***** Given entries

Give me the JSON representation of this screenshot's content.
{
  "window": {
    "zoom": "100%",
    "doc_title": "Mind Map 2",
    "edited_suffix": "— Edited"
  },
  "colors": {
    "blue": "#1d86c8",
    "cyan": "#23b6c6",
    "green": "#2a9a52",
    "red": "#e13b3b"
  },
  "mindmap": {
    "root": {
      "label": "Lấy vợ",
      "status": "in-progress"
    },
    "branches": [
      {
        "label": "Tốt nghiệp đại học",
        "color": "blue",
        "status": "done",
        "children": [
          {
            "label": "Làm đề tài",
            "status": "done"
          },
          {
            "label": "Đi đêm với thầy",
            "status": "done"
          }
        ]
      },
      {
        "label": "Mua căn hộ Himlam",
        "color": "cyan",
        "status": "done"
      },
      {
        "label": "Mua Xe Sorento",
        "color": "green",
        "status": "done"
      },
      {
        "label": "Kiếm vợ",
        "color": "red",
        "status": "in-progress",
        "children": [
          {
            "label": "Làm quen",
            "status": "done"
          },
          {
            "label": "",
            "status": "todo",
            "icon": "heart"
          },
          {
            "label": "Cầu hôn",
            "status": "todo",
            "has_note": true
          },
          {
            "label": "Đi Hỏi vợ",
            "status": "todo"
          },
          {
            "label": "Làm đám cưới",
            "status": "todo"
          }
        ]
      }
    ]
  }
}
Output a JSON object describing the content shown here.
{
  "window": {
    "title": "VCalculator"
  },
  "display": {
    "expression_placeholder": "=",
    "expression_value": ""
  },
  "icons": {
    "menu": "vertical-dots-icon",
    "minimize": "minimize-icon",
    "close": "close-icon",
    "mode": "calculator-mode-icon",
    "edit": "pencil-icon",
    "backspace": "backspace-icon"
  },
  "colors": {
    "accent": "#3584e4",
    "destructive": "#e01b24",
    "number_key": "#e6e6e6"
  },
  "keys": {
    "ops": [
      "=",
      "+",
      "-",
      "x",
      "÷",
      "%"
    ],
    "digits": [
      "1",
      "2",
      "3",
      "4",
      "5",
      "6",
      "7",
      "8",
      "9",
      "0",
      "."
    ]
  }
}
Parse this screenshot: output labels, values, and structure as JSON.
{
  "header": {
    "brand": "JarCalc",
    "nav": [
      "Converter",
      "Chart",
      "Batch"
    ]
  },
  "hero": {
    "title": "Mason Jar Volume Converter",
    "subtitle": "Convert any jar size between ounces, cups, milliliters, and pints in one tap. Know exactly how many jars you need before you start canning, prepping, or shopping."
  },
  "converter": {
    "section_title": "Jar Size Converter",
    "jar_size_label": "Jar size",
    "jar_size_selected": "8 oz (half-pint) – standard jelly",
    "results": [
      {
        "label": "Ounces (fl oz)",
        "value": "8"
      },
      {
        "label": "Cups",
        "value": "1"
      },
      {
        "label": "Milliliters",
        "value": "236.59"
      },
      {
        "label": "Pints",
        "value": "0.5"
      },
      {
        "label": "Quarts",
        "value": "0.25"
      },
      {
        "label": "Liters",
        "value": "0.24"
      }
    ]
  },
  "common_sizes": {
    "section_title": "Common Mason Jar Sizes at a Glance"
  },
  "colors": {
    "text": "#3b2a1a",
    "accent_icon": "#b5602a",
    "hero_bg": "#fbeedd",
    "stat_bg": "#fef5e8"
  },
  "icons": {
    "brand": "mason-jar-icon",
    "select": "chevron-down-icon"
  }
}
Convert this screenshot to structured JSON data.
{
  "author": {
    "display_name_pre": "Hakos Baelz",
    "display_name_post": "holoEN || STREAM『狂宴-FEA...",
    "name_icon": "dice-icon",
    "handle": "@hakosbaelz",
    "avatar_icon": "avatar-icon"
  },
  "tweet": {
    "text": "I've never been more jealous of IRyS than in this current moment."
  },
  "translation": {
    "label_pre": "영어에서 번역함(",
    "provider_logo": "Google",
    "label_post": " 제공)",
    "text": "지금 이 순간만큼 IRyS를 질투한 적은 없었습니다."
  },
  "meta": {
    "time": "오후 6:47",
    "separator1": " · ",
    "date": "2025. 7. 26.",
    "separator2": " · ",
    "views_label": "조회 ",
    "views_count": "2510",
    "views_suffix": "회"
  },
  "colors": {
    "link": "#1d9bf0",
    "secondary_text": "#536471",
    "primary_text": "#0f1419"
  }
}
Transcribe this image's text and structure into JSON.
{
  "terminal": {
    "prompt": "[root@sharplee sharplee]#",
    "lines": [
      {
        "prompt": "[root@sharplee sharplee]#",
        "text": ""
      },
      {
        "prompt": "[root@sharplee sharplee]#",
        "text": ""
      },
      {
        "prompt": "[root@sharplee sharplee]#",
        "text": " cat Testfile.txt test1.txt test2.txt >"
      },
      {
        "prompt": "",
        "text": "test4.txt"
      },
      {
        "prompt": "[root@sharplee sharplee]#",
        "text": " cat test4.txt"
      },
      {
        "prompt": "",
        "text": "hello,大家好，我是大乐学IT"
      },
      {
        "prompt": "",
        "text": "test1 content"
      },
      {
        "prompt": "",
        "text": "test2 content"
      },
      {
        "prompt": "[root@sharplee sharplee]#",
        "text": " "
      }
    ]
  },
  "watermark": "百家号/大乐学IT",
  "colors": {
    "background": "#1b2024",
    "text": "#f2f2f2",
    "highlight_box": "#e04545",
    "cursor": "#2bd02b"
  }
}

**********

(Work instructions)
Return, from the data, each line that has the word "this" in it.

(Reply)
Give me the JSON representation of this screenshot's content.
Parse this screenshot: output labels, values, and structure as JSON.
Convert this screenshot to structured JSON data.
    "text": "I've never been more jealous of IRyS than in this current moment."
Transcribe this image's text and structure into JSON.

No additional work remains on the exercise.